Your tasks ->
**A)** In the article about Jonah Hill's comedy, translate this sentence into Spanish: "He recently disclosed he had married his partner Olivia Millar and that they have a second child."
**B)** According to the article about Jonah Hill's comedy, on what date was Cut Off supposed to open?
**C)** Write a continuation of the article about Jonah Hill's comedy Cut Off, starting after its last sentence.

Extract provided ->
☆ ☆ ☆

Jonah Hill's Comedy Bombed a Test Screening and Warner Bros Pulled the Release Date
Cut Off was supposed to open on July 17. Jonah Hill and Kristen Wiig playing wealthy siblings in their forties who get cut off by parents played by Bette Midler and Nathan Lane. Hill called it “pure stupidity” at SmartLess Live last weekend and promised audiences to leave their brains at home. It was the kind of pitch that sounds confident. Then Warner Bros. quietly removed the film from their release calendar.
A test screening did not go well. No promotional material had been released. The studio did not name the film during their CinemaCon presentation. The combination of signals is not ambiguous.
Hill has been having a complicated spring. He is simultaneously one of the more interesting people in Hollywood — Outcome, his directorial effort with Keanu Reeves and Cameron Diaz, received serious attention — and one of the more embattled, managing ongoing fallout from the Sarah Brady text message scandal and media fascination with his physical transformation. He recently disclosed he had married his partner Olivia Millar and that they have a second child. He has been unusually public for someone who spent the last several years explicitly retreating from public life.

☆ ☆ ☆

Stored data ->

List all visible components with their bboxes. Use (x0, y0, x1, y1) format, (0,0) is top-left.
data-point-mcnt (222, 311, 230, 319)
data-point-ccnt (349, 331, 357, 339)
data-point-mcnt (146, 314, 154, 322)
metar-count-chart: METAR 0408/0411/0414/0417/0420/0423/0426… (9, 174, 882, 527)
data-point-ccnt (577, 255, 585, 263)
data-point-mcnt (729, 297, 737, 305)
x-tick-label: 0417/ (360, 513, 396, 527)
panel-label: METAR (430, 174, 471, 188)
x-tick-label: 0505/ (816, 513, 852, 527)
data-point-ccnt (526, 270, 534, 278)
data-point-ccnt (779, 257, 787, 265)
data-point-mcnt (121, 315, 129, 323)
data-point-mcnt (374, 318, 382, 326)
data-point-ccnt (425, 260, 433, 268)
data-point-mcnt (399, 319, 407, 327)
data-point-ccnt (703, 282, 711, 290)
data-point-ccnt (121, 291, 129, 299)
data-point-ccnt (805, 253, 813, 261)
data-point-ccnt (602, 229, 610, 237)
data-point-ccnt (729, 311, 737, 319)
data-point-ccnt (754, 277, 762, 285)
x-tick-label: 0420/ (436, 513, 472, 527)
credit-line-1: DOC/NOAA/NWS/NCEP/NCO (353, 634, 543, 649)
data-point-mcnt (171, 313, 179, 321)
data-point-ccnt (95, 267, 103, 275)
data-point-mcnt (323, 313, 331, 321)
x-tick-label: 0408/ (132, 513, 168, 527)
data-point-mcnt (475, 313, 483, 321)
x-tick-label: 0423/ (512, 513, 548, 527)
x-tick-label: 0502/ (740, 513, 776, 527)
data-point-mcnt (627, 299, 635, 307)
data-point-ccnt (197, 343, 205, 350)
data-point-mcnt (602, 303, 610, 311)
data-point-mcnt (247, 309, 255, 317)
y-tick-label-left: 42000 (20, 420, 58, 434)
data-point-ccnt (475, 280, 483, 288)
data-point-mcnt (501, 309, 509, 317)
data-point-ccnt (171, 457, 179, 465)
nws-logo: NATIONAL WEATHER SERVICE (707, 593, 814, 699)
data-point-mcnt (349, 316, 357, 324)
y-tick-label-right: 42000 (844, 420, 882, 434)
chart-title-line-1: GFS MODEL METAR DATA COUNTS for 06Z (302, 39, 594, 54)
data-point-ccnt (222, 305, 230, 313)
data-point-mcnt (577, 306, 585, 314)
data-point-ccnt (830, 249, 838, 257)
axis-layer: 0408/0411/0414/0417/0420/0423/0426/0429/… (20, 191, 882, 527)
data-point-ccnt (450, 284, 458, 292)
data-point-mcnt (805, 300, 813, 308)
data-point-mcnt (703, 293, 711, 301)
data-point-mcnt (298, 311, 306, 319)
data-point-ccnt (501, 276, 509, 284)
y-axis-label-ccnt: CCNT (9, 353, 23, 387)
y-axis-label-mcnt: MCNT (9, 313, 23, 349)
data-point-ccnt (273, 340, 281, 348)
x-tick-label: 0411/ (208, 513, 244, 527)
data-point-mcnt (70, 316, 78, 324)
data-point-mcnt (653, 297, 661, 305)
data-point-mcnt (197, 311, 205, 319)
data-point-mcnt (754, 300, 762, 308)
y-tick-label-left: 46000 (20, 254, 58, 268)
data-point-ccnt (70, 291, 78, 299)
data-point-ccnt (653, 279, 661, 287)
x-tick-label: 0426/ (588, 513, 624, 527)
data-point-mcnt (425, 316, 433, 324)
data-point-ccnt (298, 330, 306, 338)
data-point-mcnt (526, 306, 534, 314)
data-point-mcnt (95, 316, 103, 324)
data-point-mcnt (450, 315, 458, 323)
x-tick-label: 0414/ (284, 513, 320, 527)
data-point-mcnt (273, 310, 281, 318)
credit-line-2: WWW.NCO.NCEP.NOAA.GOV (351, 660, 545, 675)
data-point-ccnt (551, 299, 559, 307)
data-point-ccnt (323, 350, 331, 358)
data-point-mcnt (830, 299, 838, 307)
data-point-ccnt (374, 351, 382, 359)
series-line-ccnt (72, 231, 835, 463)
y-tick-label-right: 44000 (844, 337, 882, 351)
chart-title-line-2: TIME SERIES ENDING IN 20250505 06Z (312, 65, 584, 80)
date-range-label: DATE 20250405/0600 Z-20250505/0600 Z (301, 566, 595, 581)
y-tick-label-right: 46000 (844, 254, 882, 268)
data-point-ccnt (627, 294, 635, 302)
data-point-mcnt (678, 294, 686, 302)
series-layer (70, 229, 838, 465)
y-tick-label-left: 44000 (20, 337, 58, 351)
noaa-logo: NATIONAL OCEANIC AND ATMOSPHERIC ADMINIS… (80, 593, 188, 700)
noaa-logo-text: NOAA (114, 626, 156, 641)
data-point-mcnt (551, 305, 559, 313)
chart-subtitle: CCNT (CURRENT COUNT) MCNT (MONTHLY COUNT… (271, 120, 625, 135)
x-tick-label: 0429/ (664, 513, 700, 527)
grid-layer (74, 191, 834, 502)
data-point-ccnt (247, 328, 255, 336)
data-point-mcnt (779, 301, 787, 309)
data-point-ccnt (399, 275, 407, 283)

☆ ☆ ☆

Numbered answers ->
**A)** Recientemente reveló que se había casado con su pareja, Olivia Millar, y que tienen un segundo hijo.

**B)** July 17.

**C)**
The comedy business at studios has been bad for long enough that a single test screening can crater a release window entirely. Whether Cut Off finds a new date or disappears into post-production revision depends on whether Warner Bros. thinks the underlying material can be fixed or if the problem is structural. Hill, for his part, said he intends to make a funny movie every year. The release calendar suggests the market will not simply take his word for it.